*Task data*.
------------------------------------------------
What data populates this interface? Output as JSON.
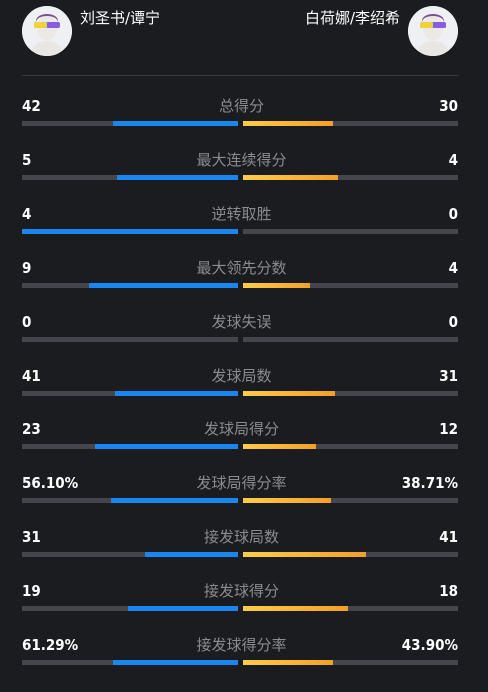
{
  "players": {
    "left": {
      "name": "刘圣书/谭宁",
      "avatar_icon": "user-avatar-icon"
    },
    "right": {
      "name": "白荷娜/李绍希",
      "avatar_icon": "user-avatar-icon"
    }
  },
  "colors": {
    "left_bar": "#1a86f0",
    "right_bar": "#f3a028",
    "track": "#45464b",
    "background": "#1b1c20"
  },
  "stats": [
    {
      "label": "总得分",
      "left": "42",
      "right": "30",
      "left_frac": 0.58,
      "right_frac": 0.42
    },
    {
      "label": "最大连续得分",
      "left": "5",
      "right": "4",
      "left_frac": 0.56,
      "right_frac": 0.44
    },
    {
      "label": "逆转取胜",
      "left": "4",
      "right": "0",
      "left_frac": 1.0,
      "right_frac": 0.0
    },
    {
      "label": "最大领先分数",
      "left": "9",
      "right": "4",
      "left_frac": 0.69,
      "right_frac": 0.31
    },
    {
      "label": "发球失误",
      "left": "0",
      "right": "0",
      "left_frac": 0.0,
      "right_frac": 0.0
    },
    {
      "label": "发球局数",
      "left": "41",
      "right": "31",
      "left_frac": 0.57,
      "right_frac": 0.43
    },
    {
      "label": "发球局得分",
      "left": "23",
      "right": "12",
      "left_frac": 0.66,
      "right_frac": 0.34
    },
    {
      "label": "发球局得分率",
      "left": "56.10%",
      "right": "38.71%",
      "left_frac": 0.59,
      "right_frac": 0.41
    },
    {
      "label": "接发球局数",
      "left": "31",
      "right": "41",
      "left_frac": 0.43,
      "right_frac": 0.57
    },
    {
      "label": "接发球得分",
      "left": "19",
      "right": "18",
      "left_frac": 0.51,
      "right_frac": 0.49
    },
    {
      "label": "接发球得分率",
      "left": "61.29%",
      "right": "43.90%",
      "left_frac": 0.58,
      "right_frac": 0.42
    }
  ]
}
------------------------------------------------
*Given exercise*.
Without including any pictures, reproduce the listing exactly.

*Solution to this task*.
What data populates this interface? Output as JSON.
{
  "players": {
    "left": {
      "name": "刘圣书/谭宁",
      "avatar_icon": "user-avatar-icon"
    },
    "right": {
      "name": "白荷娜/李绍希",
      "avatar_icon": "user-avatar-icon"
    }
  },
  "colors": {
    "left_bar": "#1a86f0",
    "right_bar": "#f3a028",
    "track": "#45464b",
    "background": "#1b1c20"
  },
  "stats": [
    {
      "label": "总得分",
      "left": "42",
      "right": "30",
      "left_frac": 0.58,
      "right_frac": 0.42
    },
    {
      "label": "最大连续得分",
      "left": "5",
      "right": "4",
      "left_frac": 0.56,
      "right_frac": 0.44
    },
    {
      "label": "逆转取胜",
      "left": "4",
      "right": "0",
      "left_frac": 1.0,
      "right_frac": 0.0
    },
    {
      "label": "最大领先分数",
      "left": "9",
      "right": "4",
      "left_frac": 0.69,
      "right_frac": 0.31
    },
    {
      "label": "发球失误",
      "left": "0",
      "right": "0",
      "left_frac": 0.0,
      "right_frac": 0.0
    },
    {
      "label": "发球局数",
      "left": "41",
      "right": "31",
      "left_frac": 0.57,
      "right_frac": 0.43
    },
    {
      "label": "发球局得分",
      "left": "23",
      "right": "12",
      "left_frac": 0.66,
      "right_frac": 0.34
    },
    {
      "label": "发球局得分率",
      "left": "56.10%",
      "right": "38.71%",
      "left_frac": 0.59,
      "right_frac": 0.41
    },
    {
      "label": "接发球局数",
      "left": "31",
      "right": "41",
      "left_frac": 0.43,
      "right_frac": 0.57
    },
    {
      "label": "接发球得分",
      "left": "19",
      "right": "18",
      "left_frac": 0.51,
      "right_frac": 0.49
    },
    {
      "label": "接发球得分率",
      "left": "61.29%",
      "right": "43.90%",
      "left_frac": 0.58,
      "right_frac": 0.42
    }
  ]
}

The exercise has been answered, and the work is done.